=== What to work on ===
Copy each line in the data that includes the word "өчен".

=== Dataset content ===
--- --- ---

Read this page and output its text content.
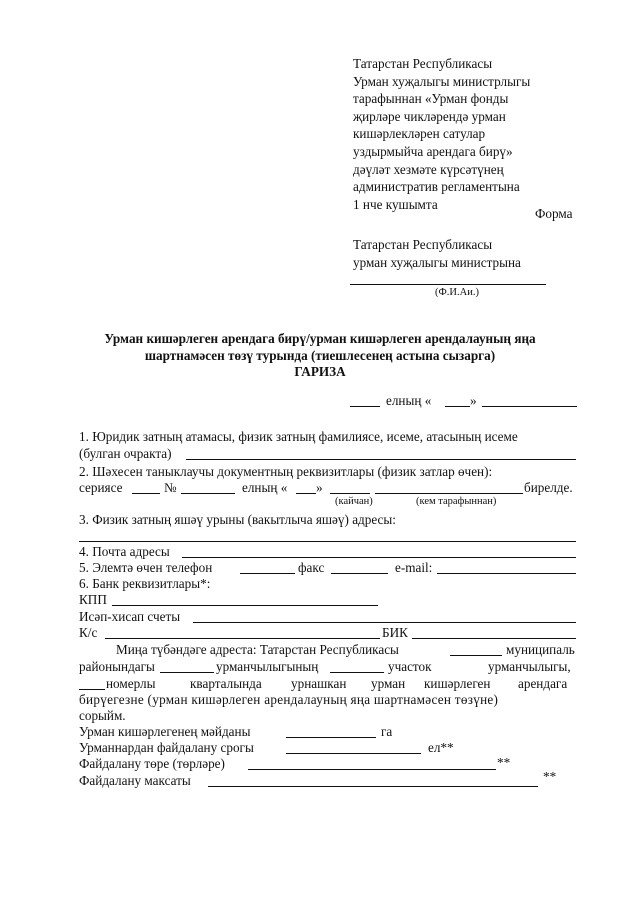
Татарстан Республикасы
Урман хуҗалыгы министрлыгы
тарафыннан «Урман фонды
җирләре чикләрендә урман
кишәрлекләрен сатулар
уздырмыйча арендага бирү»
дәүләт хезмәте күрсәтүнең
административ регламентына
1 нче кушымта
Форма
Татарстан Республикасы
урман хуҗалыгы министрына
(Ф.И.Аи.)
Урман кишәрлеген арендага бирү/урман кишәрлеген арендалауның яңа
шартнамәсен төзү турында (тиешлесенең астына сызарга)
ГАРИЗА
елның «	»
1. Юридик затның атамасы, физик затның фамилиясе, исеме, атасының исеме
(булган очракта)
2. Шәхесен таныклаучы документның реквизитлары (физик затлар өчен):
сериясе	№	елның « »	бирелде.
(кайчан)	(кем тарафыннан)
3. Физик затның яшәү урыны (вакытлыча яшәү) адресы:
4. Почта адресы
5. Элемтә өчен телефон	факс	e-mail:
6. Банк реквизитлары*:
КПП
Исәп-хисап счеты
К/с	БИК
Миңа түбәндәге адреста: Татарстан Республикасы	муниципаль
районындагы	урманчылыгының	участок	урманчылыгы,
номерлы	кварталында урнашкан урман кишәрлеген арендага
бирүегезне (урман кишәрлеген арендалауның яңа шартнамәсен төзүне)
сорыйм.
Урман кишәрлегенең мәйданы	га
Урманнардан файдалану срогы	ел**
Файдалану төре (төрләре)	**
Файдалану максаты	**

--- --- ---

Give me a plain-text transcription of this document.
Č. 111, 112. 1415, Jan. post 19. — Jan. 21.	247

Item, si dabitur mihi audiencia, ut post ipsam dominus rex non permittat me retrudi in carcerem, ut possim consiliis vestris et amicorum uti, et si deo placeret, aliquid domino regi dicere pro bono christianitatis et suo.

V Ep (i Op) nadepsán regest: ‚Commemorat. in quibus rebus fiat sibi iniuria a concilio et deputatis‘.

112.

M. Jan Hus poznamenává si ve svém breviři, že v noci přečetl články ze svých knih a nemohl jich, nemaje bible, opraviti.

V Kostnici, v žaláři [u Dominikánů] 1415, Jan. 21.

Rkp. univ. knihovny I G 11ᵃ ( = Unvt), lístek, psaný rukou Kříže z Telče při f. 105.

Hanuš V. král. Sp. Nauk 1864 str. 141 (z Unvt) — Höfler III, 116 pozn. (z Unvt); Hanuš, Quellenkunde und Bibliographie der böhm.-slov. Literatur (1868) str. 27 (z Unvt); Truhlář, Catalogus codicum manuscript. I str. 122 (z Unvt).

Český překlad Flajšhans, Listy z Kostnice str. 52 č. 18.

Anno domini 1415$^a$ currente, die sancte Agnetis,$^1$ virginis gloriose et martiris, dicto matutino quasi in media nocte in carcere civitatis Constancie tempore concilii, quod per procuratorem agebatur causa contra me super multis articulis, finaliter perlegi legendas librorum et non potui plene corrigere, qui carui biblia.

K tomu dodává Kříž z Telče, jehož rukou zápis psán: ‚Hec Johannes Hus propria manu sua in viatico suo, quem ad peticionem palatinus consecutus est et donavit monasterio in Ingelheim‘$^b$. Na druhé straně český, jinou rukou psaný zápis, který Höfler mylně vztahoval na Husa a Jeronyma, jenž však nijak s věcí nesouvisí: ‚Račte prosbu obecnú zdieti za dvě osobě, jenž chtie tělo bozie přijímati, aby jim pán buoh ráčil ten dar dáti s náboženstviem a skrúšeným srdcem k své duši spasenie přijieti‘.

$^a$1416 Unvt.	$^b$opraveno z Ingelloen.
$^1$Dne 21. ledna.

--- --- ---

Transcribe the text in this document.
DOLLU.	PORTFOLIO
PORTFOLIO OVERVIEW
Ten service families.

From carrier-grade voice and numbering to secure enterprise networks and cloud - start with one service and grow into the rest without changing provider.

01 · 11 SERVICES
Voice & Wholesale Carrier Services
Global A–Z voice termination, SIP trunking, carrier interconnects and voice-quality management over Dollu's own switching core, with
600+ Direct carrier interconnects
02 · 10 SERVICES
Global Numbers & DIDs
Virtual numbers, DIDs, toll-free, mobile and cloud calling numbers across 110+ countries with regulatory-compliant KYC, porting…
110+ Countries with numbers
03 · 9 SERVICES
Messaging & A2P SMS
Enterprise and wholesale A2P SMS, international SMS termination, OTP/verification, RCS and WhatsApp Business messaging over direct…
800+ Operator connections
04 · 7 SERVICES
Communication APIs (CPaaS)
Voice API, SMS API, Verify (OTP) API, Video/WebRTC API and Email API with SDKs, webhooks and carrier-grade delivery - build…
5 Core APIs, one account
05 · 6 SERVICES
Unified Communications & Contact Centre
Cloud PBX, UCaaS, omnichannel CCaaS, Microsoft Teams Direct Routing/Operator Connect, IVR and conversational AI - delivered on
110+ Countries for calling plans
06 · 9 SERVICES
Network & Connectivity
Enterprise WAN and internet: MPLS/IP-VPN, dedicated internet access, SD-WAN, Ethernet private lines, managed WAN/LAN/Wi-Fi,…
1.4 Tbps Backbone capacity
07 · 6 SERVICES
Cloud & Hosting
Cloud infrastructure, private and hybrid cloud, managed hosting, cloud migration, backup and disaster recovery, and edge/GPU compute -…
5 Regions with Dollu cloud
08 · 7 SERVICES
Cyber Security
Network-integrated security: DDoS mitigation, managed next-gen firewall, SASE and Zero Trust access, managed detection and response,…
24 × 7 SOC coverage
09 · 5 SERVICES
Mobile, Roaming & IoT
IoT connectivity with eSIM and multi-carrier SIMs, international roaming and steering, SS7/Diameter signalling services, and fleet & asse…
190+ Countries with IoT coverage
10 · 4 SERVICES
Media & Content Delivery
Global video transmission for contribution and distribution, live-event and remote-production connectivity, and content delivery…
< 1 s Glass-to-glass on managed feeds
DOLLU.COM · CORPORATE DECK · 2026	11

--- --- ---

=== Task result ===
2. Шәхесен таныклаучы документның реквизитлары (физик затлар өчен):
5. Элемтә өчен телефон	факс	e-mail:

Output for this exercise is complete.